↓

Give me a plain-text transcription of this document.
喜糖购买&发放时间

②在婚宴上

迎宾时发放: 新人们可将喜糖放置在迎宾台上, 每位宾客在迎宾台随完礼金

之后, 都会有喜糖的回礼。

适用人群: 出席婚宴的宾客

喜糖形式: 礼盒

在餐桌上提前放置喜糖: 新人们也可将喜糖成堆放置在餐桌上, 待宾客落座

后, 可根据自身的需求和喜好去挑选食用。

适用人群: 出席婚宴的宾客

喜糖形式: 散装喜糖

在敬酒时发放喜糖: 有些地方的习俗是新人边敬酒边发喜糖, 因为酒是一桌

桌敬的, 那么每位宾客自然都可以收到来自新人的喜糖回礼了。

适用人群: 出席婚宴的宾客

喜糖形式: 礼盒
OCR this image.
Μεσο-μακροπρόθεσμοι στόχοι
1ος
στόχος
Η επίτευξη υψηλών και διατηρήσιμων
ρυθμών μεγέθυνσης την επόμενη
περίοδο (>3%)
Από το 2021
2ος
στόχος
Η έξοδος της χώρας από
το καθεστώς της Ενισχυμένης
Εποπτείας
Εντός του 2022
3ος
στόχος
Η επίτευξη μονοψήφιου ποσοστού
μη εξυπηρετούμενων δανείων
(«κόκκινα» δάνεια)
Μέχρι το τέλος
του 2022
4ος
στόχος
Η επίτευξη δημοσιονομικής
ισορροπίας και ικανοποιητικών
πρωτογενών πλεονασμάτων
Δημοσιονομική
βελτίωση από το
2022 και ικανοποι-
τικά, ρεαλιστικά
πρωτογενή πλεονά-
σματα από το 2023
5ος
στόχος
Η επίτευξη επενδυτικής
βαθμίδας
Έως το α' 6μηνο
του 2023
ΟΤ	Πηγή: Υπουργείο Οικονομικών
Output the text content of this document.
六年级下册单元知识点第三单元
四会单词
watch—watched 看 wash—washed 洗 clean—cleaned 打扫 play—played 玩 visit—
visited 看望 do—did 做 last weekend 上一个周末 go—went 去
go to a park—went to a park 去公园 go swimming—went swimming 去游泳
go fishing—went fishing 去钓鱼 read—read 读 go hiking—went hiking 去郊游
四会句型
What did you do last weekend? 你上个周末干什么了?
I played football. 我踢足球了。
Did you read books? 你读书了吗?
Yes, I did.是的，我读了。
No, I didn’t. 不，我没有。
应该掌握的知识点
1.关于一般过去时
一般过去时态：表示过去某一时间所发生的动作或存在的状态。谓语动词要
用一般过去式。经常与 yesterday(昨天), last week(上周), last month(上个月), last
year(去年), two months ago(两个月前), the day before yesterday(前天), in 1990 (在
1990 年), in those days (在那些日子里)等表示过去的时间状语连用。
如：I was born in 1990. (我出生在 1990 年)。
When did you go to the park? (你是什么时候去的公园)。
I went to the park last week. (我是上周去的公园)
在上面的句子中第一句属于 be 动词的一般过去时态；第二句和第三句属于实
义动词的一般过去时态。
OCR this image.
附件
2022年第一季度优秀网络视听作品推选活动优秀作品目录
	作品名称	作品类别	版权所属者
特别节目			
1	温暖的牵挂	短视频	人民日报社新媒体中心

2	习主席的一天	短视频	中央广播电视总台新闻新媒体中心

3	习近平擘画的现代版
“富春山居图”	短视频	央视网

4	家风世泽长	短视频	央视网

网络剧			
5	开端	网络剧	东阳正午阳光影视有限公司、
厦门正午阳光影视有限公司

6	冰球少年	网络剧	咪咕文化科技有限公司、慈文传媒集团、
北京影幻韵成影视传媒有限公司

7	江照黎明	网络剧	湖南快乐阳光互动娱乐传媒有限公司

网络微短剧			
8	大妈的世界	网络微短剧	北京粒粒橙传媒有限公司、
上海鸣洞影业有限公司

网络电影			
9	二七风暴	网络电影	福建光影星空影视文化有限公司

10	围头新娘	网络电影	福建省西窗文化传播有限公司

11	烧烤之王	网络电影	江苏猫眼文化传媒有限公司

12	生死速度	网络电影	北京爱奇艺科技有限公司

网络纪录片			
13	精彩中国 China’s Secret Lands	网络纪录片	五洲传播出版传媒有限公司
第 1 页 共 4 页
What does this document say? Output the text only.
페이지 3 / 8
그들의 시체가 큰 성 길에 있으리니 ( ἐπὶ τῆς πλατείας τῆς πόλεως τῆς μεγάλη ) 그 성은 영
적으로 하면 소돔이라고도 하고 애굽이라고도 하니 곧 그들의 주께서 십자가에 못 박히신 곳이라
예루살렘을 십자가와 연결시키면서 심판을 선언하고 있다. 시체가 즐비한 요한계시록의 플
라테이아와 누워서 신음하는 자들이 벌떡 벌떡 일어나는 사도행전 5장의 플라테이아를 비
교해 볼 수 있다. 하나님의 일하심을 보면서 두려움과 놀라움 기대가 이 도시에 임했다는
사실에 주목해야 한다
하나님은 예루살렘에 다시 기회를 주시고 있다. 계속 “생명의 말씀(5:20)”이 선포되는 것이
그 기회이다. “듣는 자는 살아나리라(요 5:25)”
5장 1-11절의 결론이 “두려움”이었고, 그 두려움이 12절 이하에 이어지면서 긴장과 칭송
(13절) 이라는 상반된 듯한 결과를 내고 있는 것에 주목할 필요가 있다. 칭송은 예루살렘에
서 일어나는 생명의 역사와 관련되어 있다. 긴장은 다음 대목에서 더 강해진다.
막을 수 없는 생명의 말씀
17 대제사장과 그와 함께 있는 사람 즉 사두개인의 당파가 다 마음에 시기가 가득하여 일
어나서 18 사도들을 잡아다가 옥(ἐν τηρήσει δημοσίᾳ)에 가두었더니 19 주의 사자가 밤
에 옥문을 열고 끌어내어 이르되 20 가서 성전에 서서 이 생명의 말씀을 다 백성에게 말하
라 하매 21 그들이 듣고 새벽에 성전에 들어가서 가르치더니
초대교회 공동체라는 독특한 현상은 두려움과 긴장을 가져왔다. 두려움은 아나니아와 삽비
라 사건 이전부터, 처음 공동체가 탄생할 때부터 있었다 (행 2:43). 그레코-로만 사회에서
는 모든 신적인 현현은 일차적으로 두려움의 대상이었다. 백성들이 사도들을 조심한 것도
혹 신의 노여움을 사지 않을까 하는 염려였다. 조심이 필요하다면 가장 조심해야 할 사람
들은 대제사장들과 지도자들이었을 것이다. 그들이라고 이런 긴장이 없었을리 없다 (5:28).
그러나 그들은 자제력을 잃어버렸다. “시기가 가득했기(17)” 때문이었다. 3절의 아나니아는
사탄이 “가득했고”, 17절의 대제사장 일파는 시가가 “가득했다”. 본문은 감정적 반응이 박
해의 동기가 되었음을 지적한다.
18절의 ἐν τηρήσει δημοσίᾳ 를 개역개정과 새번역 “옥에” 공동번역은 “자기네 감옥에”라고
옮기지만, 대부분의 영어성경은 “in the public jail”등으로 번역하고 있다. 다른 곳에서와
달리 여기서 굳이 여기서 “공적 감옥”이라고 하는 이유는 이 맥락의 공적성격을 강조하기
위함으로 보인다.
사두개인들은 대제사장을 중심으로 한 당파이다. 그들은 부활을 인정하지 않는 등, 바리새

↑

YOUR OBJECTIVE.
Select all lines with the word "last" from the entries above.

IN RESPONSE.
visited 看望 do—did 做 last weekend 上一个周末 go—went 去
What did you do last weekend? 你上个周末干什么了?
用一般过去式。经常与 yesterday(昨天), last week(上周), last month(上个月), last
I went to the park last week. (我是上周去的公园)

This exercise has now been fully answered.